● WRITTEN PROBLEM
Copy the entries below line for line, with no changes. Omit the pictures.

● LISTED RECORDS
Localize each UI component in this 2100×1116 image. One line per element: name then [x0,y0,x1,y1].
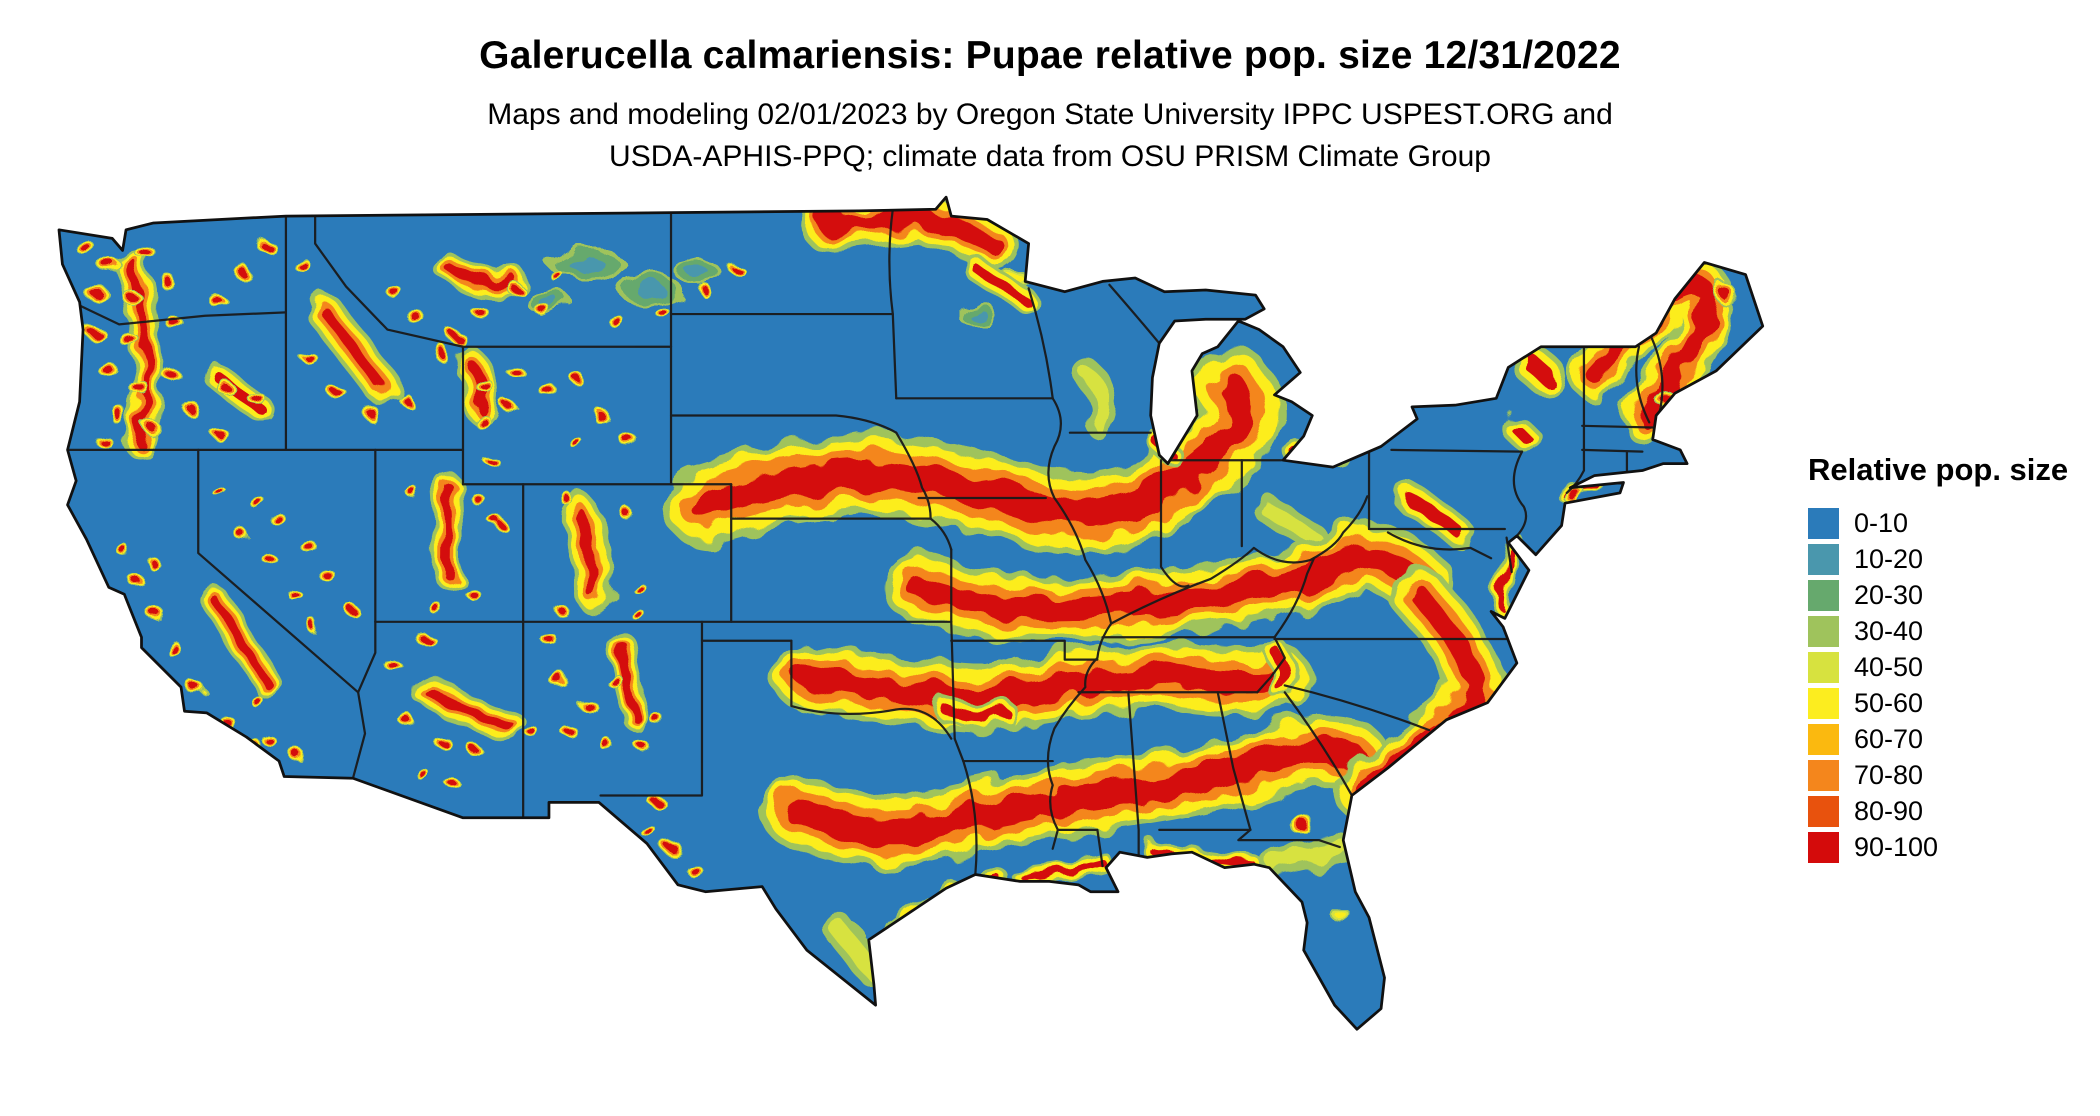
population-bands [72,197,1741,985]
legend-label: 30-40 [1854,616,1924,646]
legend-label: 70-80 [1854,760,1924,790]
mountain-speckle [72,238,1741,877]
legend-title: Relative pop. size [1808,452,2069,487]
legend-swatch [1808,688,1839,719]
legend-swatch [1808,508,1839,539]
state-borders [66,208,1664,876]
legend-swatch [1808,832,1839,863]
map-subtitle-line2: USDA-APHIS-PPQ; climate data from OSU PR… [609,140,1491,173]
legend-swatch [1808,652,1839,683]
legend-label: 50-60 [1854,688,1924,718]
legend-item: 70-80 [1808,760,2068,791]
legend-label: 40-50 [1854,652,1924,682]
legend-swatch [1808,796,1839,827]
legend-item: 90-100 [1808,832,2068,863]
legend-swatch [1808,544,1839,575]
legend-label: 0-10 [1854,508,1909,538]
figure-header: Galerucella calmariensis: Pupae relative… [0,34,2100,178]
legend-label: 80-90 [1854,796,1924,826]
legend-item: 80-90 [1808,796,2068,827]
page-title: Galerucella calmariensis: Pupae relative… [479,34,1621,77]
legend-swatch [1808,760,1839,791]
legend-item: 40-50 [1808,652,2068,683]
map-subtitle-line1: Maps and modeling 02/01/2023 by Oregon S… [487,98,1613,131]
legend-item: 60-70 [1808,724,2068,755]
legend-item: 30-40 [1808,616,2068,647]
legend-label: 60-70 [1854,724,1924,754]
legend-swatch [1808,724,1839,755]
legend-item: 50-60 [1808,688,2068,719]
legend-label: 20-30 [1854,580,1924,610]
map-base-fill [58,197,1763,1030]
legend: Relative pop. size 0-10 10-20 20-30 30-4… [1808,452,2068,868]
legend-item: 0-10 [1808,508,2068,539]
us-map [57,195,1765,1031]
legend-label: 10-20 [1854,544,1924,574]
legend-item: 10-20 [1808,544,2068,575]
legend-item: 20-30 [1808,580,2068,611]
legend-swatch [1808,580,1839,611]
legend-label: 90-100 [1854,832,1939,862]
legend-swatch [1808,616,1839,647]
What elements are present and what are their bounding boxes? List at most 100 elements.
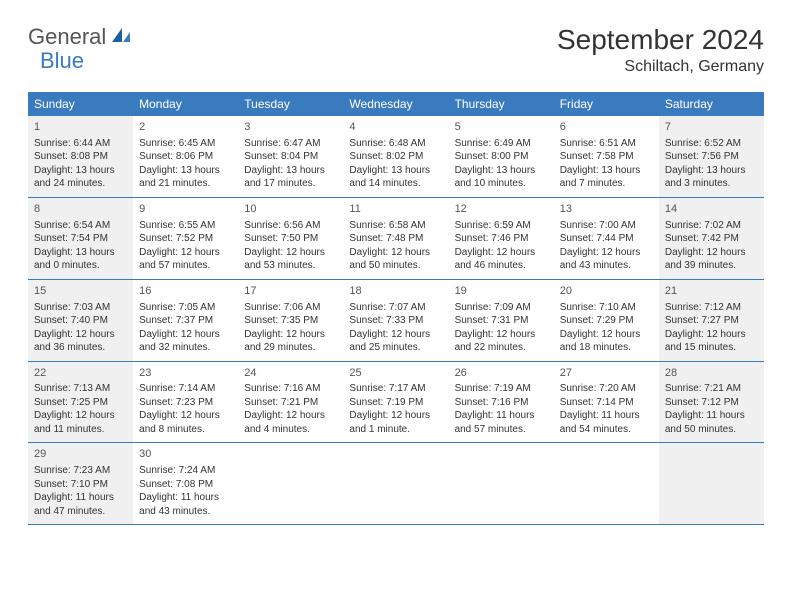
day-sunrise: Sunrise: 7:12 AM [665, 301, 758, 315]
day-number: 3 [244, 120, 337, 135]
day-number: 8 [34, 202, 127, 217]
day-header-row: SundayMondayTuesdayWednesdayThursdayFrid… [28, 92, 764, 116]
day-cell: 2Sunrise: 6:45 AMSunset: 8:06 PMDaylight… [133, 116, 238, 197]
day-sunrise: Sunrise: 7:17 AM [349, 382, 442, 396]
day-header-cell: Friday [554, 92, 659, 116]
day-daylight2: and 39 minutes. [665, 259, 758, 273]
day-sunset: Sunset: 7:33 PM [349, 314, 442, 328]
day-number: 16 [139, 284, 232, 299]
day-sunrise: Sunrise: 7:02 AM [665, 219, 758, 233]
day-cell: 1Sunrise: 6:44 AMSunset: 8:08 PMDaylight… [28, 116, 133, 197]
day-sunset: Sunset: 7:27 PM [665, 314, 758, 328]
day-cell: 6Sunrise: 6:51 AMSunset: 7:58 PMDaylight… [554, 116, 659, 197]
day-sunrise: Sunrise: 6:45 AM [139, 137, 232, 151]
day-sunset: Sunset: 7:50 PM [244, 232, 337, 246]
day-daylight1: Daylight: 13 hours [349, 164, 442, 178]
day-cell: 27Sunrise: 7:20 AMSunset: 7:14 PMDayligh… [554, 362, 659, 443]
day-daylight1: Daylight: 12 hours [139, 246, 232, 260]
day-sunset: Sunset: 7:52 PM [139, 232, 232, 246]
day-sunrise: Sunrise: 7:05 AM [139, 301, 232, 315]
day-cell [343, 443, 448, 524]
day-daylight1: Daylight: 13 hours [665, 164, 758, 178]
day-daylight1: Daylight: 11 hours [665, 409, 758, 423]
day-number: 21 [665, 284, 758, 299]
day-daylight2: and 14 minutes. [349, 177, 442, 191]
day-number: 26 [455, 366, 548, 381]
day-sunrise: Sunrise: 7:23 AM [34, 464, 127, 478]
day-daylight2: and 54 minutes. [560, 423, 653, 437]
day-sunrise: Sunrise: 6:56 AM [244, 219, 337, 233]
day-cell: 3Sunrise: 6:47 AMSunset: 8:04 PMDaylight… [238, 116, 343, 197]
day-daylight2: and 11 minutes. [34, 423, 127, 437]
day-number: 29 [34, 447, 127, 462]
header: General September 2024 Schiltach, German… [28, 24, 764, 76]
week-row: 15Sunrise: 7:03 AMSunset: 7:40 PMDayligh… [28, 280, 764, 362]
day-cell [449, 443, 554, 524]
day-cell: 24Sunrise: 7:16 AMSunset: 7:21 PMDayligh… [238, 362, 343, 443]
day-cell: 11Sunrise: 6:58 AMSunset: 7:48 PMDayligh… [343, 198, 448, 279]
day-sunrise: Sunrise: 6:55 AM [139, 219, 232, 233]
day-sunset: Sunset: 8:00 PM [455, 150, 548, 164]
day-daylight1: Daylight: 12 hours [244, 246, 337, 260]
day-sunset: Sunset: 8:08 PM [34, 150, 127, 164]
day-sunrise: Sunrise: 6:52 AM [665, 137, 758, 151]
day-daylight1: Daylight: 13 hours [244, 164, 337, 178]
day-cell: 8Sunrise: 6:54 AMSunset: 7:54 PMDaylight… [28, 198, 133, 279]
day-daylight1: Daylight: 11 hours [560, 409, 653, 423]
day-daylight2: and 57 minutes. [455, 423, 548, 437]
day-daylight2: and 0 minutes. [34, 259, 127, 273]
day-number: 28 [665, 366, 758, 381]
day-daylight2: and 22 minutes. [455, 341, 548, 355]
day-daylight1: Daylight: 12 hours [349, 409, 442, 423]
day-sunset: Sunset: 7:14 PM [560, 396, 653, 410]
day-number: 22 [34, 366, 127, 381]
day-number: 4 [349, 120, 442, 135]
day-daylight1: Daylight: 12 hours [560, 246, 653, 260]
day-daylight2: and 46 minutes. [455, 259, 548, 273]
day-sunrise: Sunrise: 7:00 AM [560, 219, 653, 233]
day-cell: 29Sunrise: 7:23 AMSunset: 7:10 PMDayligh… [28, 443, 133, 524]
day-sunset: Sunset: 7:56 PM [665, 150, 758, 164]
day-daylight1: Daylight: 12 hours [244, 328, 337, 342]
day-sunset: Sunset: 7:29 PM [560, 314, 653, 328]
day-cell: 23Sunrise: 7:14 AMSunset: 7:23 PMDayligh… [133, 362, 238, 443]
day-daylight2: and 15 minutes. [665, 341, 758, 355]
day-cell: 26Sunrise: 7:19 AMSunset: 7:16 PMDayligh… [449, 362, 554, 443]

● EXERCISE RESPONSE
Localize each UI component in this 2100×1116 image. One line per element: name then [x0,y0,x1,y1].
population-bands [72,197,1741,985]
legend-label: 30-40 [1854,616,1924,646]
legend-label: 70-80 [1854,760,1924,790]
mountain-speckle [72,238,1741,877]
legend-title: Relative pop. size [1808,452,2069,487]
legend-swatch [1808,688,1839,719]
legend-swatch [1808,508,1839,539]
state-borders [66,208,1664,876]
legend-swatch [1808,832,1839,863]
map-subtitle-line2: USDA-APHIS-PPQ; climate data from OSU PR… [609,140,1491,173]
legend-swatch [1808,652,1839,683]
legend-label: 50-60 [1854,688,1924,718]
legend-item: 70-80 [1808,760,2068,791]
legend-label: 40-50 [1854,652,1924,682]
legend-swatch [1808,796,1839,827]
legend-item: 90-100 [1808,832,2068,863]
legend-swatch [1808,544,1839,575]
legend-label: 0-10 [1854,508,1909,538]
figure-header: Galerucella calmariensis: Pupae relative… [0,34,2100,178]
legend-label: 80-90 [1854,796,1924,826]
legend-item: 80-90 [1808,796,2068,827]
page-title: Galerucella calmariensis: Pupae relative… [479,34,1621,77]
legend-swatch [1808,760,1839,791]
legend-item: 40-50 [1808,652,2068,683]
map-subtitle-line1: Maps and modeling 02/01/2023 by Oregon S… [487,98,1613,131]
legend-item: 60-70 [1808,724,2068,755]
legend-item: 30-40 [1808,616,2068,647]
legend-label: 60-70 [1854,724,1924,754]
legend-swatch [1808,724,1839,755]
legend-item: 50-60 [1808,688,2068,719]
legend-label: 20-30 [1854,580,1924,610]
map-base-fill [58,197,1763,1030]
legend: Relative pop. size 0-10 10-20 20-30 30-4… [1808,452,2068,868]
legend-item: 0-10 [1808,508,2068,539]
us-map [57,195,1765,1031]
legend-label: 10-20 [1854,544,1924,574]
legend-item: 10-20 [1808,544,2068,575]
legend-item: 20-30 [1808,580,2068,611]
legend-swatch [1808,580,1839,611]
legend-label: 90-100 [1854,832,1939,862]
legend-swatch [1808,616,1839,647]
What elements are present and what are their bounding boxes? List at most 100 elements.
day-sunrise: Sunrise: 7:12 AM [665, 301, 758, 315]
day-number: 3 [244, 120, 337, 135]
day-number: 8 [34, 202, 127, 217]
day-header-row: SundayMondayTuesdayWednesdayThursdayFrid… [28, 92, 764, 116]
day-cell: 2Sunrise: 6:45 AMSunset: 8:06 PMDaylight… [133, 116, 238, 197]
day-sunrise: Sunrise: 7:17 AM [349, 382, 442, 396]
day-header-cell: Friday [554, 92, 659, 116]
day-daylight2: and 39 minutes. [665, 259, 758, 273]
day-sunset: Sunset: 7:33 PM [349, 314, 442, 328]
day-number: 16 [139, 284, 232, 299]
day-sunrise: Sunrise: 7:02 AM [665, 219, 758, 233]
day-cell: 1Sunrise: 6:44 AMSunset: 8:08 PMDaylight… [28, 116, 133, 197]
day-sunset: Sunset: 7:27 PM [665, 314, 758, 328]
day-cell: 6Sunrise: 6:51 AMSunset: 7:58 PMDaylight… [554, 116, 659, 197]
day-sunrise: Sunrise: 6:45 AM [139, 137, 232, 151]
day-sunset: Sunset: 7:50 PM [244, 232, 337, 246]
day-daylight1: Daylight: 13 hours [349, 164, 442, 178]
day-cell: 27Sunrise: 7:20 AMSunset: 7:14 PMDayligh… [554, 362, 659, 443]
day-daylight1: Daylight: 12 hours [139, 246, 232, 260]
day-sunset: Sunset: 7:52 PM [139, 232, 232, 246]
day-sunrise: Sunrise: 7:05 AM [139, 301, 232, 315]
day-cell [343, 443, 448, 524]
day-daylight1: Daylight: 13 hours [665, 164, 758, 178]
day-daylight1: Daylight: 11 hours [665, 409, 758, 423]
day-number: 21 [665, 284, 758, 299]
day-daylight2: and 14 minutes. [349, 177, 442, 191]
day-number: 26 [455, 366, 548, 381]
day-sunrise: Sunrise: 7:23 AM [34, 464, 127, 478]
day-daylight2: and 54 minutes. [560, 423, 653, 437]
day-sunrise: Sunrise: 6:56 AM [244, 219, 337, 233]
day-cell: 3Sunrise: 6:47 AMSunset: 8:04 PMDaylight… [238, 116, 343, 197]
day-daylight2: and 11 minutes. [34, 423, 127, 437]
day-number: 29 [34, 447, 127, 462]
header: General September 2024 Schiltach, German… [28, 24, 764, 76]
week-row: 15Sunrise: 7:03 AMSunset: 7:40 PMDayligh… [28, 280, 764, 362]
day-cell [449, 443, 554, 524]
day-cell: 24Sunrise: 7:16 AMSunset: 7:21 PMDayligh… [238, 362, 343, 443]
day-cell: 11Sunrise: 6:58 AMSunset: 7:48 PMDayligh… [343, 198, 448, 279]
day-sunrise: Sunrise: 6:55 AM [139, 219, 232, 233]
day-sunset: Sunset: 8:00 PM [455, 150, 548, 164]
day-daylight1: Daylight: 12 hours [244, 246, 337, 260]
day-sunset: Sunset: 8:08 PM [34, 150, 127, 164]
day-sunrise: Sunrise: 6:52 AM [665, 137, 758, 151]
day-daylight1: Daylight: 13 hours [244, 164, 337, 178]
day-cell: 8Sunrise: 6:54 AMSunset: 7:54 PMDaylight… [28, 198, 133, 279]
day-daylight1: Daylight: 11 hours [560, 409, 653, 423]
day-daylight2: and 57 minutes. [455, 423, 548, 437]
day-daylight2: and 0 minutes. [34, 259, 127, 273]
day-number: 28 [665, 366, 758, 381]
day-daylight2: and 22 minutes. [455, 341, 548, 355]
day-daylight1: Daylight: 12 hours [349, 409, 442, 423]
day-sunset: Sunset: 7:14 PM [560, 396, 653, 410]
day-number: 22 [34, 366, 127, 381]
day-number: 4 [349, 120, 442, 135]
day-daylight1: Daylight: 12 hours [560, 246, 653, 260]
day-daylight2: and 46 minutes. [455, 259, 548, 273]
day-sunrise: Sunrise: 7:00 AM [560, 219, 653, 233]
day-cell: 29Sunrise: 7:23 AMSunset: 7:10 PMDayligh… [28, 443, 133, 524]
day-sunset: Sunset: 7:56 PM [665, 150, 758, 164]
day-daylight1: Daylight: 12 hours [244, 328, 337, 342]
day-sunset: Sunset: 7:29 PM [560, 314, 653, 328]
day-cell: 23Sunrise: 7:14 AMSunset: 7:23 PMDayligh… [133, 362, 238, 443]
day-daylight2: and 15 minutes. [665, 341, 758, 355]
day-cell: 26Sunrise: 7:19 AMSunset: 7:16 PMDayligh… [449, 362, 554, 443]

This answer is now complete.